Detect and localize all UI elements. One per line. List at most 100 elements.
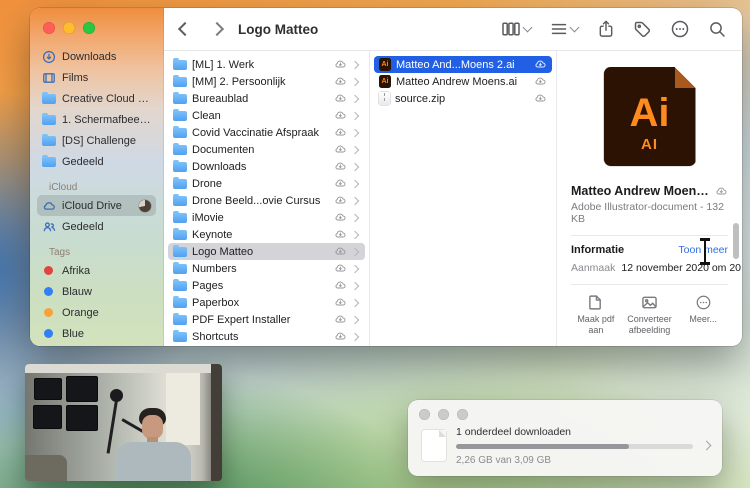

--------------------------------------------------

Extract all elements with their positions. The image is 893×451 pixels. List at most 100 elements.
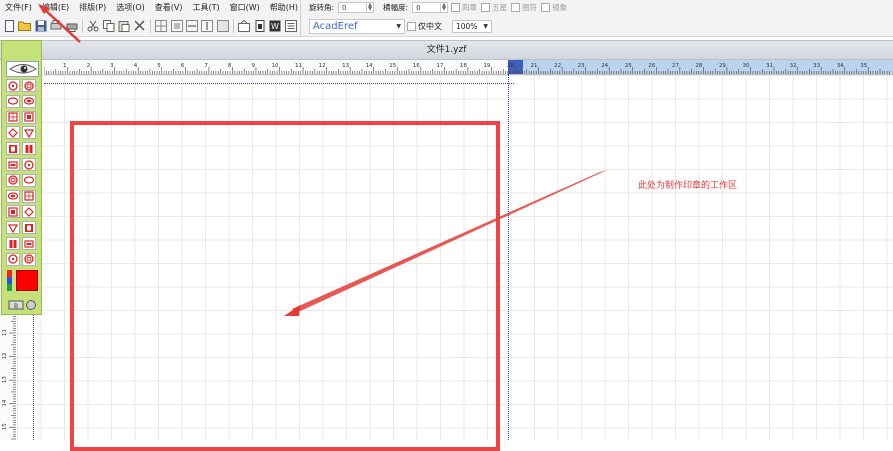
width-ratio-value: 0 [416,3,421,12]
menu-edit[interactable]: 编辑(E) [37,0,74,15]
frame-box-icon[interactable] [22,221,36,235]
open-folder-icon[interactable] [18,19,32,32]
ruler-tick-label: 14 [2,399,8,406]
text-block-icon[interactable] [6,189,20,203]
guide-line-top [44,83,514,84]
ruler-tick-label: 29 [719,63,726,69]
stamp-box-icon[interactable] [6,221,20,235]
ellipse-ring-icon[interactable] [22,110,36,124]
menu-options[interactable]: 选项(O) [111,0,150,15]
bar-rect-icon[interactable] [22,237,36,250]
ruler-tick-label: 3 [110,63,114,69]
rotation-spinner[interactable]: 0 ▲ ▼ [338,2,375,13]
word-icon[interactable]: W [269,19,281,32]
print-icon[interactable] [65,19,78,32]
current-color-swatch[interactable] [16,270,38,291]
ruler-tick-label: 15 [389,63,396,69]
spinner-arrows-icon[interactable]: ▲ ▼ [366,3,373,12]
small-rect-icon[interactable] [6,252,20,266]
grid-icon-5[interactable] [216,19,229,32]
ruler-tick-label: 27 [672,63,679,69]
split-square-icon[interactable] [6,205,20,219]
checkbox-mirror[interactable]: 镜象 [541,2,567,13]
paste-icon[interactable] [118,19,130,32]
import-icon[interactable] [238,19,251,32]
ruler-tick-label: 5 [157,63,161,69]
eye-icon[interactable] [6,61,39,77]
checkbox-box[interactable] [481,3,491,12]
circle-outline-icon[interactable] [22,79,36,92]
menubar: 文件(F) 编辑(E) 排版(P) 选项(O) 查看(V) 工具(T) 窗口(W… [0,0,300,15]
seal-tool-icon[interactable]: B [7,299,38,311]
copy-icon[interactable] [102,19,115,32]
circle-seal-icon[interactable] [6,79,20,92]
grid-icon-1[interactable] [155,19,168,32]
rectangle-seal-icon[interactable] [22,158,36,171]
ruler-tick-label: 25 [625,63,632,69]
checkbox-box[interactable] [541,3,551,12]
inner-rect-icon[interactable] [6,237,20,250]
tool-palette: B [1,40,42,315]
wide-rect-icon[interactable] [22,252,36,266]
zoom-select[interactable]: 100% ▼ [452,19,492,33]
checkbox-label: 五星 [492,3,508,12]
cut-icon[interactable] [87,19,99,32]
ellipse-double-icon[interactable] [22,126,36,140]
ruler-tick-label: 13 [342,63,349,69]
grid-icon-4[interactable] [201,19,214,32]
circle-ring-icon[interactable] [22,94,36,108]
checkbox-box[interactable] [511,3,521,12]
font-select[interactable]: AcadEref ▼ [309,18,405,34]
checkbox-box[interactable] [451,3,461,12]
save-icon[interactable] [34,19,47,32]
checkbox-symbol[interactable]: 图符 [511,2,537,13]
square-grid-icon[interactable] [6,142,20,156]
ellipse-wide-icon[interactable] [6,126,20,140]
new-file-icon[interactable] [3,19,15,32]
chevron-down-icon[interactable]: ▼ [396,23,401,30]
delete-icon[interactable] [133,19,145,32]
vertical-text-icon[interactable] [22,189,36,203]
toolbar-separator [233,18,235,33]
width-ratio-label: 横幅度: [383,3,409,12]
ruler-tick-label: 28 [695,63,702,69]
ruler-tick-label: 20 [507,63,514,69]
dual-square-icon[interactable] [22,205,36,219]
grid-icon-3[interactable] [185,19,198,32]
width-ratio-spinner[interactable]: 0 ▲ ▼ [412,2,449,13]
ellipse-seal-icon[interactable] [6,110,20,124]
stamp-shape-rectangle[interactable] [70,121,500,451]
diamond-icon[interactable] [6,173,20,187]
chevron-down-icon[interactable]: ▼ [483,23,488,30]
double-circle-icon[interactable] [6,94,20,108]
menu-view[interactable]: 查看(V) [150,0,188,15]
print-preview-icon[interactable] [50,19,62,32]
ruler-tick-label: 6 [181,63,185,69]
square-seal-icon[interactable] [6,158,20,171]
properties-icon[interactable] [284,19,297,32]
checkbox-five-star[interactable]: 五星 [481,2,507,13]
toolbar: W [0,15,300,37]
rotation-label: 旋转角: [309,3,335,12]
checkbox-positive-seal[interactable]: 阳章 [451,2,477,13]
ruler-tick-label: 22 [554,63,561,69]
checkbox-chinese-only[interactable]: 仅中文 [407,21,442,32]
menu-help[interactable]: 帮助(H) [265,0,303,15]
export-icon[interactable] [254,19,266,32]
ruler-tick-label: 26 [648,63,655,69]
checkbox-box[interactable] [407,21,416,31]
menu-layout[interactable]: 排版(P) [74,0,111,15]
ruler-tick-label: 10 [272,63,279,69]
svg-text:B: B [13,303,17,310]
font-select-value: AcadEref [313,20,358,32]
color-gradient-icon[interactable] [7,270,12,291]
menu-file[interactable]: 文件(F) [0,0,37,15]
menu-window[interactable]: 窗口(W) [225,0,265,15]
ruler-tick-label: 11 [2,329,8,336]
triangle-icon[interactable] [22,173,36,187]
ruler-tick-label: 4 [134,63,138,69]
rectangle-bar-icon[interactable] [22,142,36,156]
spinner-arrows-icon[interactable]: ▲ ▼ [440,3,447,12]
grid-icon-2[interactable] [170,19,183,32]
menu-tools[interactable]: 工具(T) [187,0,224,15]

--------------------------------------------------

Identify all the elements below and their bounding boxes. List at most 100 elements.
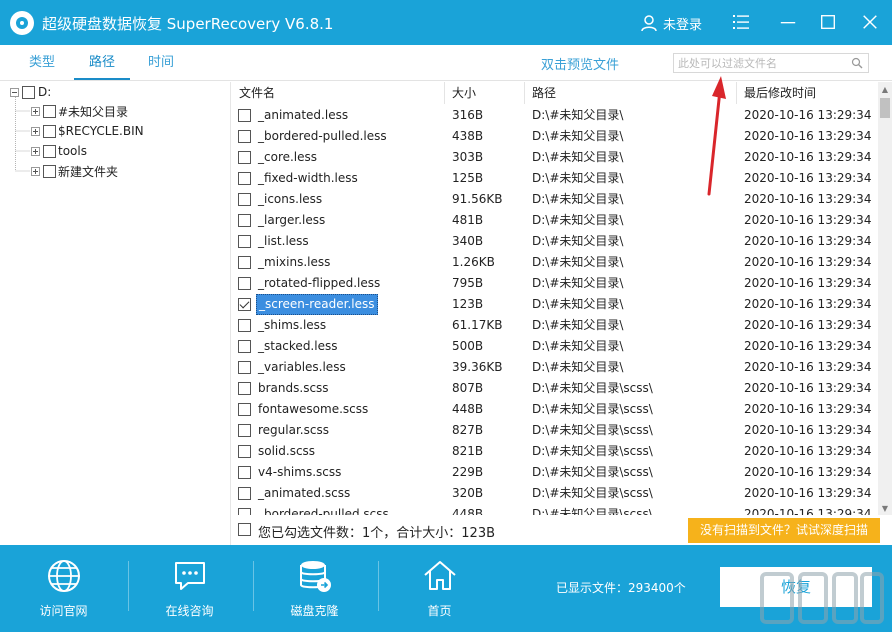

--------------------------------------------------

* Task to carry out
Give the stretch from the line containing "Extract all elements" through the line containing "ruler-tick-label: 3 [110,63,114,69]" as a Markdown table with the columns "No." and "Entry", one line per table row, numbered in order. Skip blank lines and leave out the pictures.

* Exercise answer
| No. | Entry |
|---|---|
| 1 | Extract all elements with their positions. The image is 893×451 pixels. List at most 100 elements. |
| 2 | width-ratio-value: 0 [416,3,421,12] |
| 3 | menu-edit[interactable]: 编辑(E) [37,0,74,15] |
| 4 | frame-box-icon[interactable] [22,221,36,235] |
| 5 | open-folder-icon[interactable] [18,19,32,32] |
| 6 | ruler-tick-label: 14 [2,399,8,406] |
| 7 | text-block-icon[interactable] [6,189,20,203] |
| 8 | guide-line-top [44,83,514,84] |
| 9 | ruler-tick-label: 29 [719,63,726,69] |
| 10 | stamp-box-icon[interactable] [6,221,20,235] |
| 11 | ellipse-ring-icon[interactable] [22,110,36,124] |
| 12 | menu-options[interactable]: 选项(O) [111,0,150,15] |
| 13 | bar-rect-icon[interactable] [22,237,36,250] |
| 14 | ruler-tick-label: 3 [110,63,114,69] |